### To be done
Every record should be written out exactly, with the pictures left out.

[Data records]
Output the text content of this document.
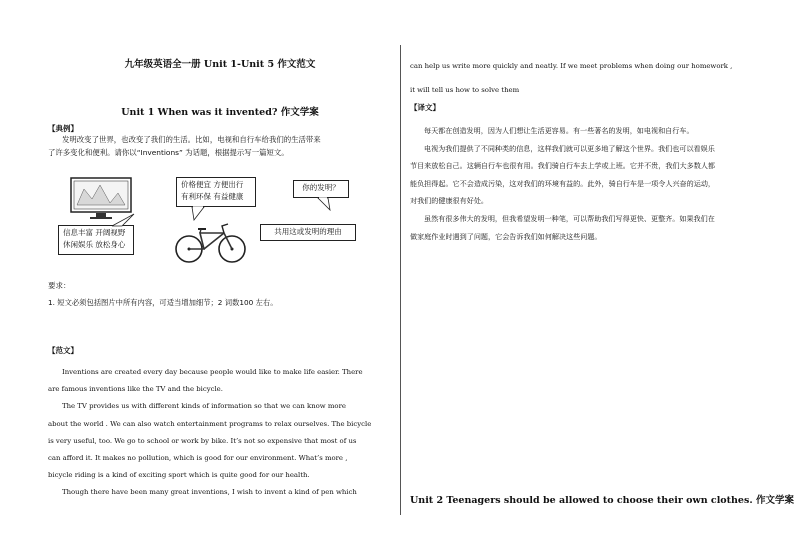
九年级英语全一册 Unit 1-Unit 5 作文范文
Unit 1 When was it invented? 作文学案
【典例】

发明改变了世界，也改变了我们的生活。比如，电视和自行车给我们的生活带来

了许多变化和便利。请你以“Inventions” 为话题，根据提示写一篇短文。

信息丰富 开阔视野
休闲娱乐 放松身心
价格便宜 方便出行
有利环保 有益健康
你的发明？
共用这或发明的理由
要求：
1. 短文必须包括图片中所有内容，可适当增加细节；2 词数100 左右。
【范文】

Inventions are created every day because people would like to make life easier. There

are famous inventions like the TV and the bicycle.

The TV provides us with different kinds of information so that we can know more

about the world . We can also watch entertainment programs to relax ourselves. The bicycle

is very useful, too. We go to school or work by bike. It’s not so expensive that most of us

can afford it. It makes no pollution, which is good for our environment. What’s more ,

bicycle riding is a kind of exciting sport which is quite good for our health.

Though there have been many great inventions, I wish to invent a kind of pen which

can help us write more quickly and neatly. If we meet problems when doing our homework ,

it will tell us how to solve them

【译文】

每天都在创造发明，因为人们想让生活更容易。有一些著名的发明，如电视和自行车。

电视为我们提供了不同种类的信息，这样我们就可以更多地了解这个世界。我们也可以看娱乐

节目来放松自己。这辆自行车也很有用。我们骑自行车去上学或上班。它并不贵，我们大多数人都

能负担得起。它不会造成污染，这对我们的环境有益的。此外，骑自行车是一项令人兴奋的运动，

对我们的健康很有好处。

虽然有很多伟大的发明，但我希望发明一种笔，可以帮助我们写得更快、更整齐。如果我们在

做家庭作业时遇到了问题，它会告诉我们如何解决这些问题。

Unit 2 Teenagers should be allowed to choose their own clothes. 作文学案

### Reply to the exercise
Output the text content of this document.
九年级英语全一册 Unit 1-Unit 5 作文范文
Unit 1 When was it invented? 作文学案
【典例】

发明改变了世界，也改变了我们的生活。比如，电视和自行车给我们的生活带来

了许多变化和便利。请你以“Inventions” 为话题，根据提示写一篇短文。

信息丰富 开阔视野
休闲娱乐 放松身心
价格便宜 方便出行
有利环保 有益健康
你的发明？
共用这或发明的理由
要求：
1. 短文必须包括图片中所有内容，可适当增加细节；2 词数100 左右。
【范文】

Inventions are created every day because people would like to make life easier. There

are famous inventions like the TV and the bicycle.

The TV provides us with different kinds of information so that we can know more

about the world . We can also watch entertainment programs to relax ourselves. The bicycle

is very useful, too. We go to school or work by bike. It’s not so expensive that most of us

can afford it. It makes no pollution, which is good for our environment. What’s more ,

bicycle riding is a kind of exciting sport which is quite good for our health.

Though there have been many great inventions, I wish to invent a kind of pen which

can help us write more quickly and neatly. If we meet problems when doing our homework ,

it will tell us how to solve them

【译文】

每天都在创造发明，因为人们想让生活更容易。有一些著名的发明，如电视和自行车。

电视为我们提供了不同种类的信息，这样我们就可以更多地了解这个世界。我们也可以看娱乐

节目来放松自己。这辆自行车也很有用。我们骑自行车去上学或上班。它并不贵，我们大多数人都

能负担得起。它不会造成污染，这对我们的环境有益的。此外，骑自行车是一项令人兴奋的运动，

对我们的健康很有好处。

虽然有很多伟大的发明，但我希望发明一种笔，可以帮助我们写得更快、更整齐。如果我们在

做家庭作业时遇到了问题，它会告诉我们如何解决这些问题。

Unit 2 Teenagers should be allowed to choose their own clothes. 作文学案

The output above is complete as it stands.